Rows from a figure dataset

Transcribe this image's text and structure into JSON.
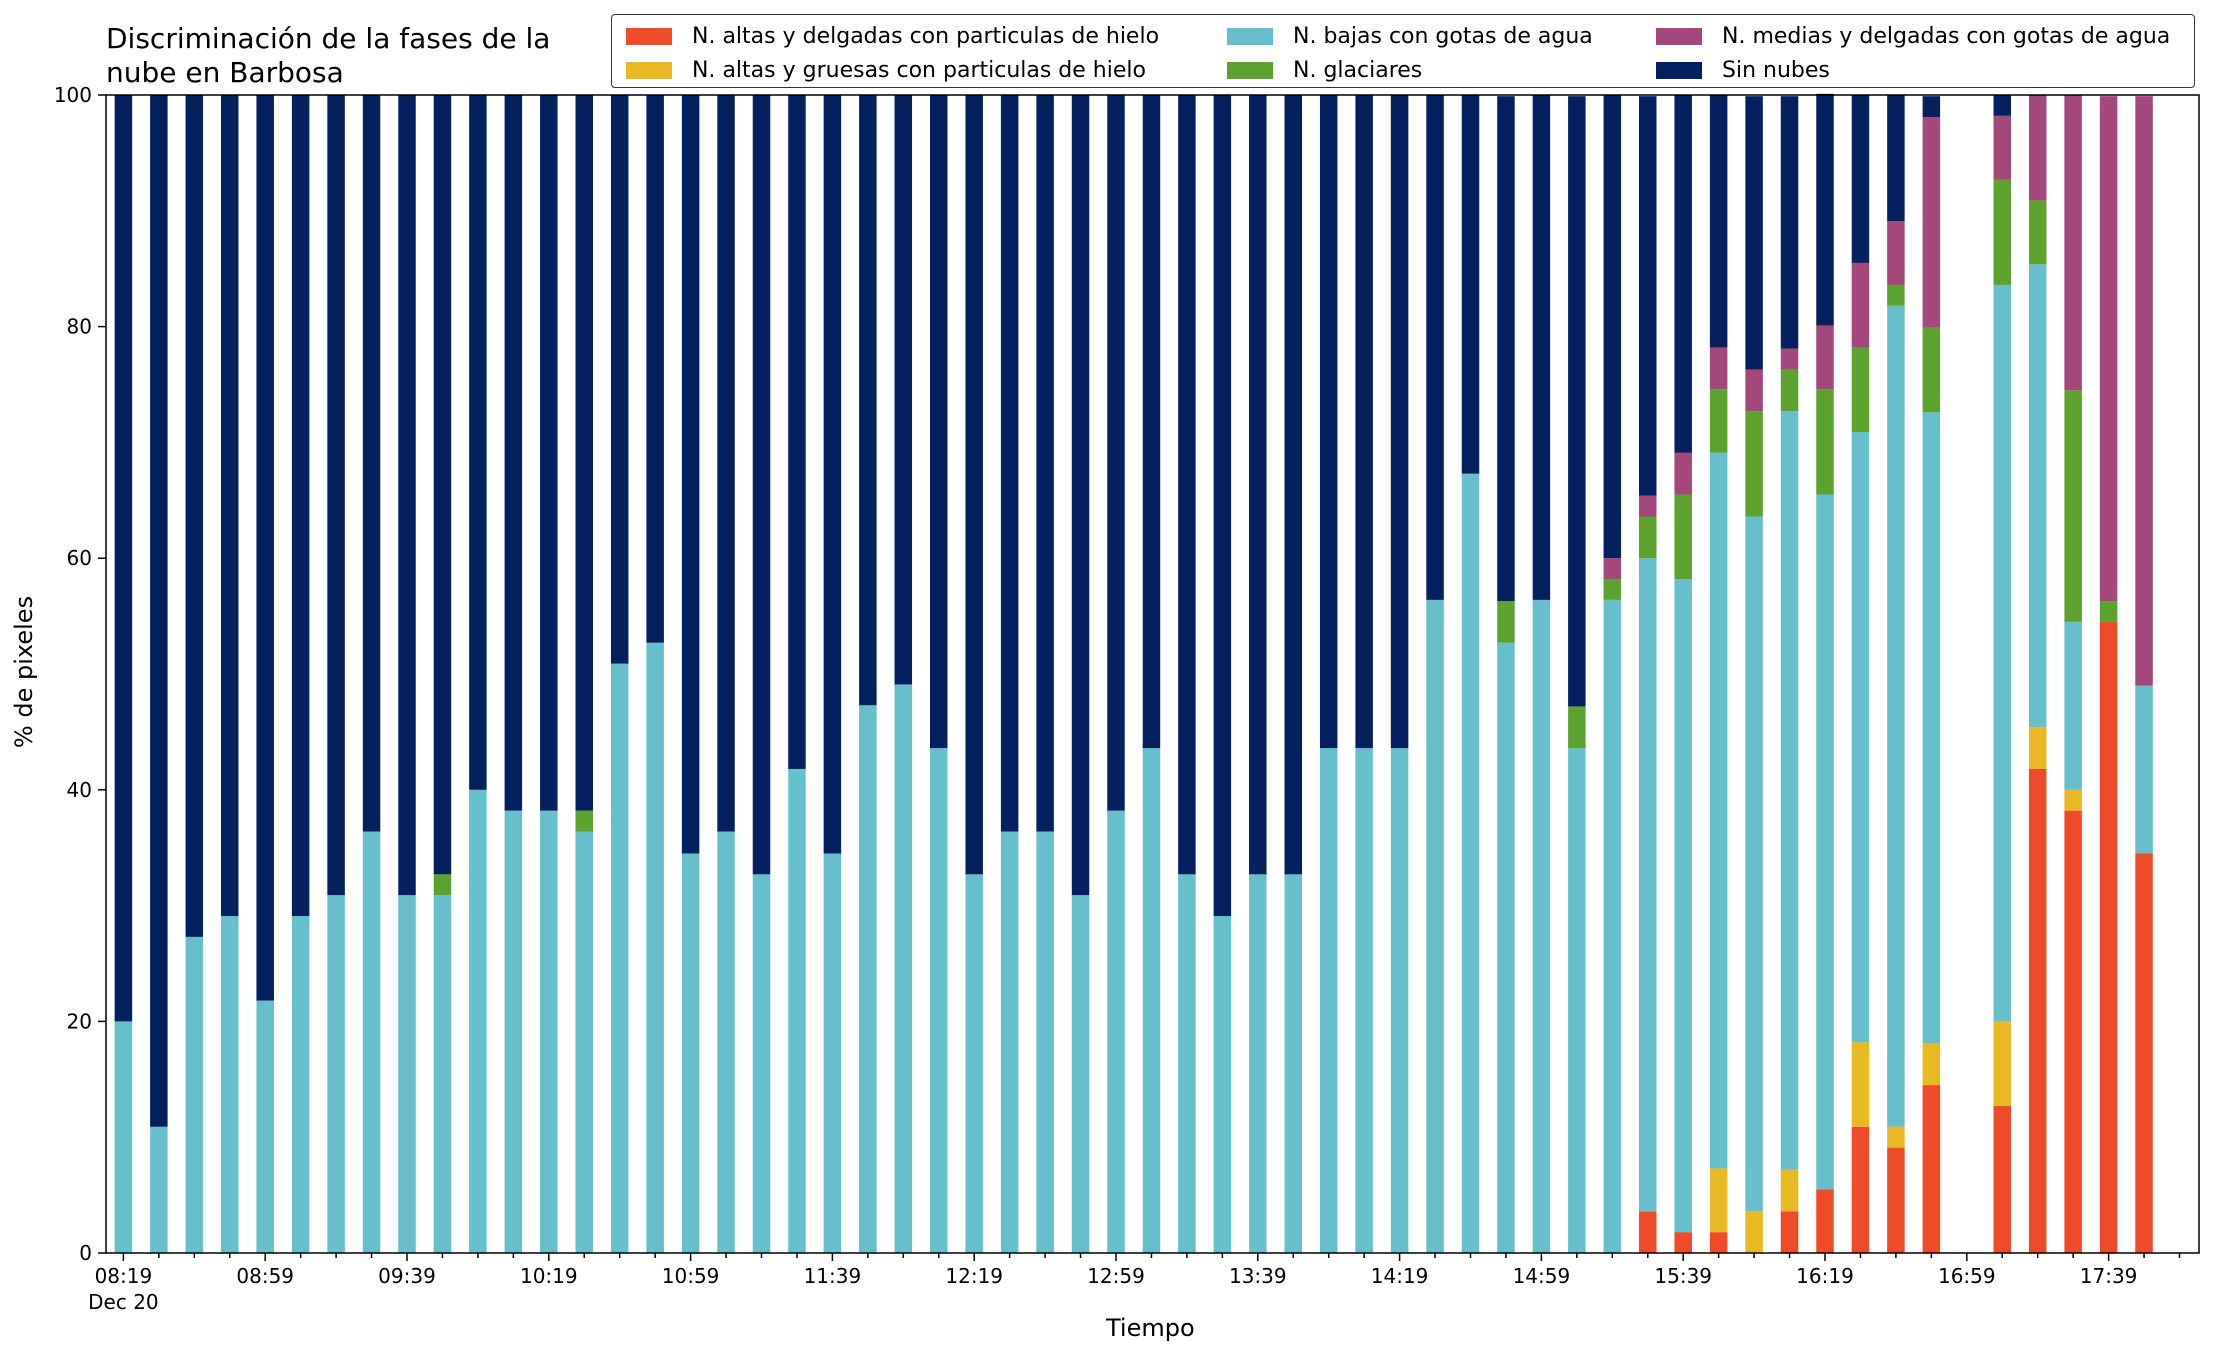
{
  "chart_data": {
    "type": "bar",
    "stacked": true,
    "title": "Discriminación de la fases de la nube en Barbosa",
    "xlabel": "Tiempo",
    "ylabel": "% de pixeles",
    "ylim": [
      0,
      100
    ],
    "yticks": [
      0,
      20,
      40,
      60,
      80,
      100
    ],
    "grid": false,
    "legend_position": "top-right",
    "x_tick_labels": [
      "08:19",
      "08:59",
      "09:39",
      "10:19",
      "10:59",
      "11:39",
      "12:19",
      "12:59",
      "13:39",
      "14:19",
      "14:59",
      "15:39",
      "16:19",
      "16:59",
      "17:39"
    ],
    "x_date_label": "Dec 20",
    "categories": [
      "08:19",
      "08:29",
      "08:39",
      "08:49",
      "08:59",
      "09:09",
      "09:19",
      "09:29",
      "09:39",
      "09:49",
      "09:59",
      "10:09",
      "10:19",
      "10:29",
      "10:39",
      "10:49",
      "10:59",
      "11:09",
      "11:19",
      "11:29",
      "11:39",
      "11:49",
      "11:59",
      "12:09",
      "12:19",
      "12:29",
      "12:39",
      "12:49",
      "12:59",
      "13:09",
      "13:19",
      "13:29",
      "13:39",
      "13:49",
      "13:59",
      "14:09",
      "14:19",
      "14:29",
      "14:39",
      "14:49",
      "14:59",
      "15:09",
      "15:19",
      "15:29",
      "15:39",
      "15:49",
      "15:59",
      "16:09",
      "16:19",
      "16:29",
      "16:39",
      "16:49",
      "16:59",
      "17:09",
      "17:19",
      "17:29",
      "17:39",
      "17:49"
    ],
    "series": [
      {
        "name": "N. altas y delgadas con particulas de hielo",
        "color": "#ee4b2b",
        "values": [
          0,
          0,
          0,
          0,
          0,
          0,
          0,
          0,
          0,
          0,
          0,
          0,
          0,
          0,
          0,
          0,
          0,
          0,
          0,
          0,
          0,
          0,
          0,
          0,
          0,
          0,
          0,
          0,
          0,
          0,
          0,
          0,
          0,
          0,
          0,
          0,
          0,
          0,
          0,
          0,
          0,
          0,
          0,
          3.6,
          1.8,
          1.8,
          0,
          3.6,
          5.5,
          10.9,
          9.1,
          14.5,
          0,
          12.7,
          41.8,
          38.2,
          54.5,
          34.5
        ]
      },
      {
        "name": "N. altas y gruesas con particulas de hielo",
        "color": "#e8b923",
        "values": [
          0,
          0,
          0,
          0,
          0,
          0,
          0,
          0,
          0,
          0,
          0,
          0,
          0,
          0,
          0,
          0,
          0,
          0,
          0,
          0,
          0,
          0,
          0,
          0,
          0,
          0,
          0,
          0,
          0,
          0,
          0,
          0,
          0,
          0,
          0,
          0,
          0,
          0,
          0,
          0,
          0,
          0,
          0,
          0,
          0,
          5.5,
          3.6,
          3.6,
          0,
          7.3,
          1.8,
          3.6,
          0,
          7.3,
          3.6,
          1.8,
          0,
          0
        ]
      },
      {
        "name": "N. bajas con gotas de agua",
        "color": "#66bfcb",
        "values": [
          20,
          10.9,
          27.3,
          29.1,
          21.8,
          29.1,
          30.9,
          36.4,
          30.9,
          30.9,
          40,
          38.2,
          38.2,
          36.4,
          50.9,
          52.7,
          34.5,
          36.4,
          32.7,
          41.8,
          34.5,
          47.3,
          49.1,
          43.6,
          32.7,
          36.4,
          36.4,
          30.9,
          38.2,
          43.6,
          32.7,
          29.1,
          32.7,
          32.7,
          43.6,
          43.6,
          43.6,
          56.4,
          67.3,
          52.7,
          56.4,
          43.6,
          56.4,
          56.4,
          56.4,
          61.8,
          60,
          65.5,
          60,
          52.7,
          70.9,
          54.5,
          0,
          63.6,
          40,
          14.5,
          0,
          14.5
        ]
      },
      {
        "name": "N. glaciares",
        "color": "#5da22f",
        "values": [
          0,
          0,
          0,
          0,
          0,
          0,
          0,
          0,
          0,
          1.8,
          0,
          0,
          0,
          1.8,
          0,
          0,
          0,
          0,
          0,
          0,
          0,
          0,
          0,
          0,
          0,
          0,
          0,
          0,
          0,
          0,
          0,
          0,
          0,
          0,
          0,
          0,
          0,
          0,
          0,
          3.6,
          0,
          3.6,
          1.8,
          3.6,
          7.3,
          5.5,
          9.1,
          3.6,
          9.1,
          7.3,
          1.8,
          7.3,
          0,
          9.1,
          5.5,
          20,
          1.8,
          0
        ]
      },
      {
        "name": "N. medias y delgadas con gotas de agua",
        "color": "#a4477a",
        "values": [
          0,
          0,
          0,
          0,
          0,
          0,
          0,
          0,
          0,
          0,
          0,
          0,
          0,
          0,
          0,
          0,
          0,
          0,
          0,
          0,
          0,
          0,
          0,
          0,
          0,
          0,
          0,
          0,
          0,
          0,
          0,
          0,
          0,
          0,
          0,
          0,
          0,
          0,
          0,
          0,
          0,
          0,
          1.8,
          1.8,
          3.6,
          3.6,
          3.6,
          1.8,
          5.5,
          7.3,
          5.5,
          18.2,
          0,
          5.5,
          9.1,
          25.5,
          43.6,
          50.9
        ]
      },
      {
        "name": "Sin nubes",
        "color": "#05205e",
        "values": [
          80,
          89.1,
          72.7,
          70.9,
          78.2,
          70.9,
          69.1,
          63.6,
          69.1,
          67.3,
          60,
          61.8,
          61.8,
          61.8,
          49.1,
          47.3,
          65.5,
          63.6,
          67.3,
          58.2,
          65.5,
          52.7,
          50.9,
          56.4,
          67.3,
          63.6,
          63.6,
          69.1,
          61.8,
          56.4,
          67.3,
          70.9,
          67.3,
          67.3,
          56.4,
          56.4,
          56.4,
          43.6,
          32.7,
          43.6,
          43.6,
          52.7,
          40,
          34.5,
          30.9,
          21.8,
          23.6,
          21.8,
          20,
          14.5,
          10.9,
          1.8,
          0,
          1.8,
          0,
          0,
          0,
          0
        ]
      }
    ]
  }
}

**What the task requires**:
Every record must be copied exactly, with the pictures left out.

**Result below**:
Transcribe this image's text and structure into JSON.
{
  "chart_data": {
    "type": "bar",
    "stacked": true,
    "title": "Discriminación de la fases de la nube en Barbosa",
    "xlabel": "Tiempo",
    "ylabel": "% de pixeles",
    "ylim": [
      0,
      100
    ],
    "yticks": [
      0,
      20,
      40,
      60,
      80,
      100
    ],
    "grid": false,
    "legend_position": "top-right",
    "x_tick_labels": [
      "08:19",
      "08:59",
      "09:39",
      "10:19",
      "10:59",
      "11:39",
      "12:19",
      "12:59",
      "13:39",
      "14:19",
      "14:59",
      "15:39",
      "16:19",
      "16:59",
      "17:39"
    ],
    "x_date_label": "Dec 20",
    "categories": [
      "08:19",
      "08:29",
      "08:39",
      "08:49",
      "08:59",
      "09:09",
      "09:19",
      "09:29",
      "09:39",
      "09:49",
      "09:59",
      "10:09",
      "10:19",
      "10:29",
      "10:39",
      "10:49",
      "10:59",
      "11:09",
      "11:19",
      "11:29",
      "11:39",
      "11:49",
      "11:59",
      "12:09",
      "12:19",
      "12:29",
      "12:39",
      "12:49",
      "12:59",
      "13:09",
      "13:19",
      "13:29",
      "13:39",
      "13:49",
      "13:59",
      "14:09",
      "14:19",
      "14:29",
      "14:39",
      "14:49",
      "14:59",
      "15:09",
      "15:19",
      "15:29",
      "15:39",
      "15:49",
      "15:59",
      "16:09",
      "16:19",
      "16:29",
      "16:39",
      "16:49",
      "16:59",
      "17:09",
      "17:19",
      "17:29",
      "17:39",
      "17:49"
    ],
    "series": [
      {
        "name": "N. altas y delgadas con particulas de hielo",
        "color": "#ee4b2b",
        "values": [
          0,
          0,
          0,
          0,
          0,
          0,
          0,
          0,
          0,
          0,
          0,
          0,
          0,
          0,
          0,
          0,
          0,
          0,
          0,
          0,
          0,
          0,
          0,
          0,
          0,
          0,
          0,
          0,
          0,
          0,
          0,
          0,
          0,
          0,
          0,
          0,
          0,
          0,
          0,
          0,
          0,
          0,
          0,
          3.6,
          1.8,
          1.8,
          0,
          3.6,
          5.5,
          10.9,
          9.1,
          14.5,
          0,
          12.7,
          41.8,
          38.2,
          54.5,
          34.5
        ]
      },
      {
        "name": "N. altas y gruesas con particulas de hielo",
        "color": "#e8b923",
        "values": [
          0,
          0,
          0,
          0,
          0,
          0,
          0,
          0,
          0,
          0,
          0,
          0,
          0,
          0,
          0,
          0,
          0,
          0,
          0,
          0,
          0,
          0,
          0,
          0,
          0,
          0,
          0,
          0,
          0,
          0,
          0,
          0,
          0,
          0,
          0,
          0,
          0,
          0,
          0,
          0,
          0,
          0,
          0,
          0,
          0,
          5.5,
          3.6,
          3.6,
          0,
          7.3,
          1.8,
          3.6,
          0,
          7.3,
          3.6,
          1.8,
          0,
          0
        ]
      },
      {
        "name": "N. bajas con gotas de agua",
        "color": "#66bfcb",
        "values": [
          20,
          10.9,
          27.3,
          29.1,
          21.8,
          29.1,
          30.9,
          36.4,
          30.9,
          30.9,
          40,
          38.2,
          38.2,
          36.4,
          50.9,
          52.7,
          34.5,
          36.4,
          32.7,
          41.8,
          34.5,
          47.3,
          49.1,
          43.6,
          32.7,
          36.4,
          36.4,
          30.9,
          38.2,
          43.6,
          32.7,
          29.1,
          32.7,
          32.7,
          43.6,
          43.6,
          43.6,
          56.4,
          67.3,
          52.7,
          56.4,
          43.6,
          56.4,
          56.4,
          56.4,
          61.8,
          60,
          65.5,
          60,
          52.7,
          70.9,
          54.5,
          0,
          63.6,
          40,
          14.5,
          0,
          14.5
        ]
      },
      {
        "name": "N. glaciares",
        "color": "#5da22f",
        "values": [
          0,
          0,
          0,
          0,
          0,
          0,
          0,
          0,
          0,
          1.8,
          0,
          0,
          0,
          1.8,
          0,
          0,
          0,
          0,
          0,
          0,
          0,
          0,
          0,
          0,
          0,
          0,
          0,
          0,
          0,
          0,
          0,
          0,
          0,
          0,
          0,
          0,
          0,
          0,
          0,
          3.6,
          0,
          3.6,
          1.8,
          3.6,
          7.3,
          5.5,
          9.1,
          3.6,
          9.1,
          7.3,
          1.8,
          7.3,
          0,
          9.1,
          5.5,
          20,
          1.8,
          0
        ]
      },
      {
        "name": "N. medias y delgadas con gotas de agua",
        "color": "#a4477a",
        "values": [
          0,
          0,
          0,
          0,
          0,
          0,
          0,
          0,
          0,
          0,
          0,
          0,
          0,
          0,
          0,
          0,
          0,
          0,
          0,
          0,
          0,
          0,
          0,
          0,
          0,
          0,
          0,
          0,
          0,
          0,
          0,
          0,
          0,
          0,
          0,
          0,
          0,
          0,
          0,
          0,
          0,
          0,
          1.8,
          1.8,
          3.6,
          3.6,
          3.6,
          1.8,
          5.5,
          7.3,
          5.5,
          18.2,
          0,
          5.5,
          9.1,
          25.5,
          43.6,
          50.9
        ]
      },
      {
        "name": "Sin nubes",
        "color": "#05205e",
        "values": [
          80,
          89.1,
          72.7,
          70.9,
          78.2,
          70.9,
          69.1,
          63.6,
          69.1,
          67.3,
          60,
          61.8,
          61.8,
          61.8,
          49.1,
          47.3,
          65.5,
          63.6,
          67.3,
          58.2,
          65.5,
          52.7,
          50.9,
          56.4,
          67.3,
          63.6,
          63.6,
          69.1,
          61.8,
          56.4,
          67.3,
          70.9,
          67.3,
          67.3,
          56.4,
          56.4,
          56.4,
          43.6,
          32.7,
          43.6,
          43.6,
          52.7,
          40,
          34.5,
          30.9,
          21.8,
          23.6,
          21.8,
          20,
          14.5,
          10.9,
          1.8,
          0,
          1.8,
          0,
          0,
          0,
          0
        ]
      }
    ]
  }
}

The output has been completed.